(Some records)
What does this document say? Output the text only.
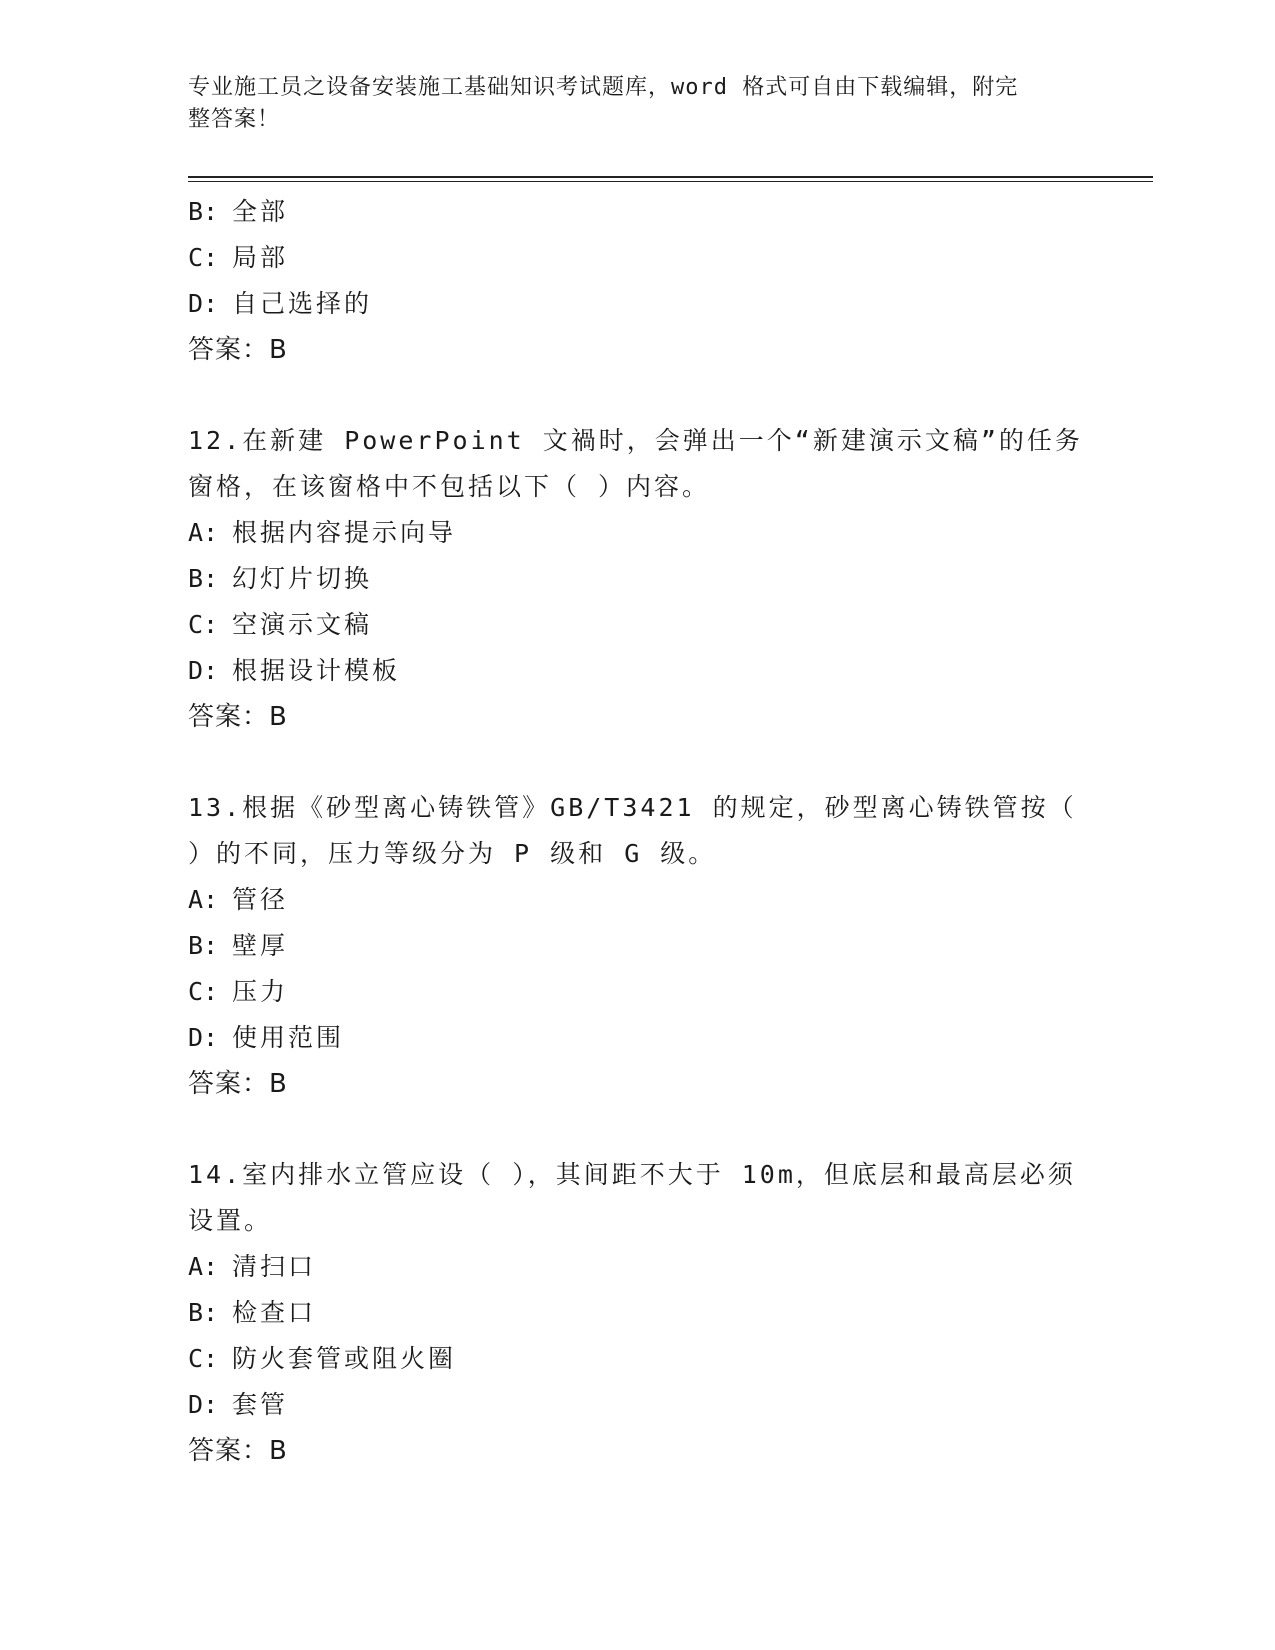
专业施工员之设备安装施工基础知识考试题库，word 格式可自由下载编辑，附完
整答案！
B: 全部
C: 局部
D: 自己选择的
答案：B
12.在新建 PowerPoint 文禍时，会弹出一个“新建演示文稿”的任务
窗格，在该窗格中不包括以下（ ）内容。
A: 根据内容提示向导
B: 幻灯片切换
C: 空演示文稿
D: 根据设计模板
答案：B
13.根据《砂型离心铸铁管》GB/T3421 的规定，砂型离心铸铁管按（
）的不同，压力等级分为 P 级和 G 级。
A: 管径
B: 壁厚
C: 压力
D: 使用范围
答案：B
14.室内排水立管应设（ ），其间距不大于 10m，但底层和最高层必须
设置。
A: 清扫口
B: 检查口
C: 防火套管或阻火圈
D: 套管
答案：B
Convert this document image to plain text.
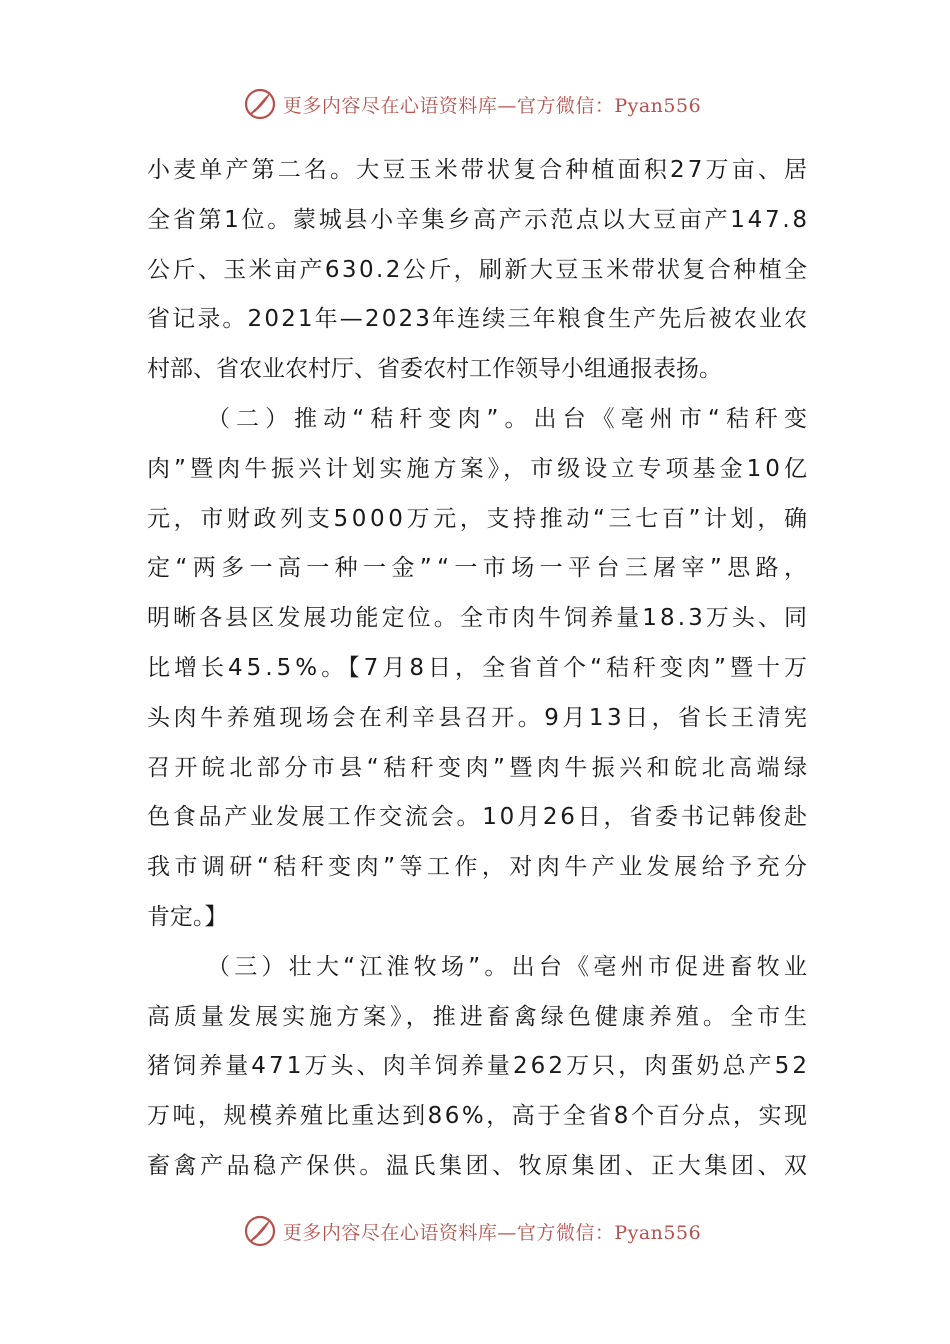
更多内容尽在心语资料库—官方微信：Pyan556
小麦单产第二名。大豆玉米带状复合种植面积27万亩、居
全省第1位。蒙城县小辛集乡高产示范点以大豆亩产147.8
公斤、玉米亩产630.2公斤，刷新大豆玉米带状复合种植全
省记录。2021年—2023年连续三年粮食生产先后被农业农
村部、省农业农村厅、省委农村工作领导小组通报表扬。
（二）推动“秸秆变肉”。出台《亳州市“秸秆变
肉”暨肉牛振兴计划实施方案》，市级设立专项基金10亿
元，市财政列支5000万元，支持推动“三七百”计划，确
定“两多一高一种一金”“一市场一平台三屠宰”思路，
明晰各县区发展功能定位。全市肉牛饲养量18.3万头、同
比增长45.5%。【7月8日，全省首个“秸秆变肉”暨十万
头肉牛养殖现场会在利辛县召开。9月13日，省长王清宪
召开皖北部分市县“秸秆变肉”暨肉牛振兴和皖北高端绿
色食品产业发展工作交流会。10月26日，省委书记韩俊赴
我市调研“秸秆变肉”等工作，对肉牛产业发展给予充分
肯定。】
（三）壮大“江淮牧场”。出台《亳州市促进畜牧业
高质量发展实施方案》，推进畜禽绿色健康养殖。全市生
猪饲养量471万头、肉羊饲养量262万只，肉蛋奶总产52
万吨，规模养殖比重达到86%，高于全省8个百分点，实现
畜禽产品稳产保供。温氏集团、牧原集团、正大集团、双
更多内容尽在心语资料库—官方微信：Pyan556
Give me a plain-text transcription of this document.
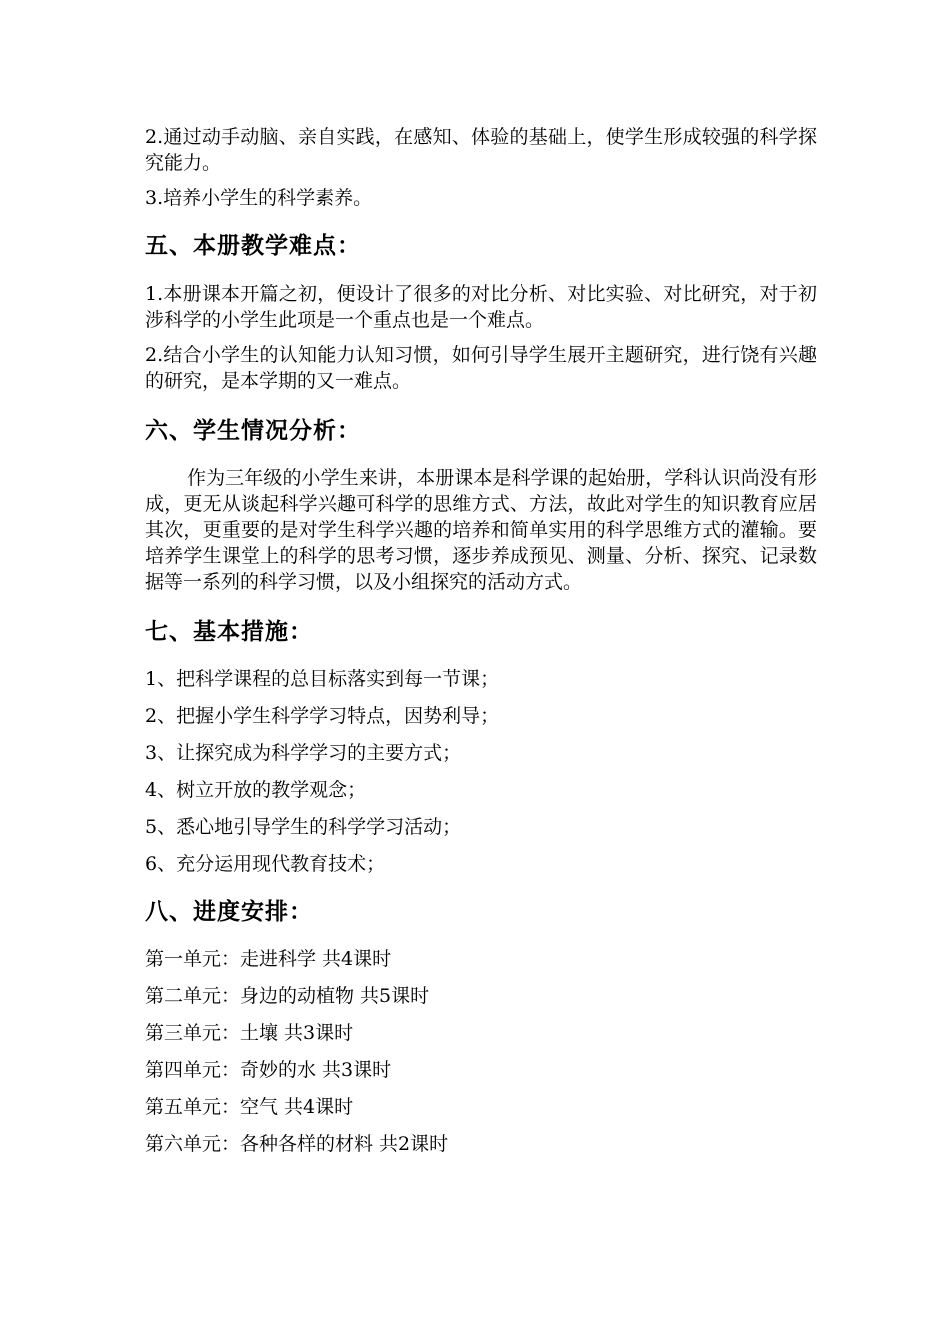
2.通过动手动脑、亲自实践，在感知、体验的基础上，使学生形成较强的科学探究能力。

3.培养小学生的科学素养。

五、本册教学难点：

1.本册课本开篇之初，便设计了很多的对比分析、对比实验、对比研究，对于初涉科学的小学生此项是一个重点也是一个难点。

2.结合小学生的认知能力认知习惯，如何引导学生展开主题研究，进行饶有兴趣的研究，是本学期的又一难点。

六、学生情况分析：

作为三年级的小学生来讲，本册课本是科学课的起始册，学科认识尚没有形成，更无从谈起科学兴趣可科学的思维方式、方法，故此对学生的知识教育应居其次，更重要的是对学生科学兴趣的培养和简单实用的科学思维方式的灌输。要培养学生课堂上的科学的思考习惯，逐步养成预见、测量、分析、探究、记录数据等一系列的科学习惯，以及小组探究的活动方式。

七、基本措施：

1、把科学课程的总目标落实到每一节课；

2、把握小学生科学学习特点，因势利导；

3、让探究成为科学学习的主要方式；

4、树立开放的教学观念；

5、悉心地引导学生的科学学习活动；

6、充分运用现代教育技术；

八、进度安排：

第一单元：走进科学 共4课时

第二单元：身边的动植物 共5课时

第三单元：土壤 共3课时

第四单元：奇妙的水 共3课时

第五单元：空气 共4课时

第六单元：各种各样的材料 共2课时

** Directive **
Repeat each entry exactly as given; no pictures belong in the copy.

** Answer for the task **
What does this document say? Output the text only.
专业施工员之设备安装施工基础知识考试题库，word 格式可自由下载编辑，附完
整答案！
B: 全部
C: 局部
D: 自己选择的
答案：B
12.在新建 PowerPoint 文禍时，会弹出一个“新建演示文稿”的任务
窗格，在该窗格中不包括以下（ ）内容。
A: 根据内容提示向导
B: 幻灯片切换
C: 空演示文稿
D: 根据设计模板
答案：B
13.根据《砂型离心铸铁管》GB/T3421 的规定，砂型离心铸铁管按（
）的不同，压力等级分为 P 级和 G 级。
A: 管径
B: 壁厚
C: 压力
D: 使用范围
答案：B
14.室内排水立管应设（ ），其间距不大于 10m，但底层和最高层必须
设置。
A: 清扫口
B: 检查口
C: 防火套管或阻火圈
D: 套管
答案：B
Convert this document image to plain text.
更多内容尽在心语资料库—官方微信：Pyan556
小麦单产第二名。大豆玉米带状复合种植面积27万亩、居
全省第1位。蒙城县小辛集乡高产示范点以大豆亩产147.8
公斤、玉米亩产630.2公斤，刷新大豆玉米带状复合种植全
省记录。2021年—2023年连续三年粮食生产先后被农业农
村部、省农业农村厅、省委农村工作领导小组通报表扬。
（二）推动“秸秆变肉”。出台《亳州市“秸秆变
肉”暨肉牛振兴计划实施方案》，市级设立专项基金10亿
元，市财政列支5000万元，支持推动“三七百”计划，确
定“两多一高一种一金”“一市场一平台三屠宰”思路，
明晰各县区发展功能定位。全市肉牛饲养量18.3万头、同
比增长45.5%。【7月8日，全省首个“秸秆变肉”暨十万
头肉牛养殖现场会在利辛县召开。9月13日，省长王清宪
召开皖北部分市县“秸秆变肉”暨肉牛振兴和皖北高端绿
色食品产业发展工作交流会。10月26日，省委书记韩俊赴
我市调研“秸秆变肉”等工作，对肉牛产业发展给予充分
肯定。】
（三）壮大“江淮牧场”。出台《亳州市促进畜牧业
高质量发展实施方案》，推进畜禽绿色健康养殖。全市生
猪饲养量471万头、肉羊饲养量262万只，肉蛋奶总产52
万吨，规模养殖比重达到86%，高于全省8个百分点，实现
畜禽产品稳产保供。温氏集团、牧原集团、正大集团、双
更多内容尽在心语资料库—官方微信：Pyan556
Give me a plain-text transcription of this document.
2.通过动手动脑、亲自实践，在感知、体验的基础上，使学生形成较强的科学探究能力。

3.培养小学生的科学素养。

五、本册教学难点：

1.本册课本开篇之初，便设计了很多的对比分析、对比实验、对比研究，对于初涉科学的小学生此项是一个重点也是一个难点。

2.结合小学生的认知能力认知习惯，如何引导学生展开主题研究，进行饶有兴趣的研究，是本学期的又一难点。

六、学生情况分析：

作为三年级的小学生来讲，本册课本是科学课的起始册，学科认识尚没有形成，更无从谈起科学兴趣可科学的思维方式、方法，故此对学生的知识教育应居其次，更重要的是对学生科学兴趣的培养和简单实用的科学思维方式的灌输。要培养学生课堂上的科学的思考习惯，逐步养成预见、测量、分析、探究、记录数据等一系列的科学习惯，以及小组探究的活动方式。

七、基本措施：

1、把科学课程的总目标落实到每一节课；

2、把握小学生科学学习特点，因势利导；

3、让探究成为科学学习的主要方式；

4、树立开放的教学观念；

5、悉心地引导学生的科学学习活动；

6、充分运用现代教育技术；

八、进度安排：

第一单元：走进科学 共4课时

第二单元：身边的动植物 共5课时

第三单元：土壤 共3课时

第四单元：奇妙的水 共3课时

第五单元：空气 共4课时

第六单元：各种各样的材料 共2课时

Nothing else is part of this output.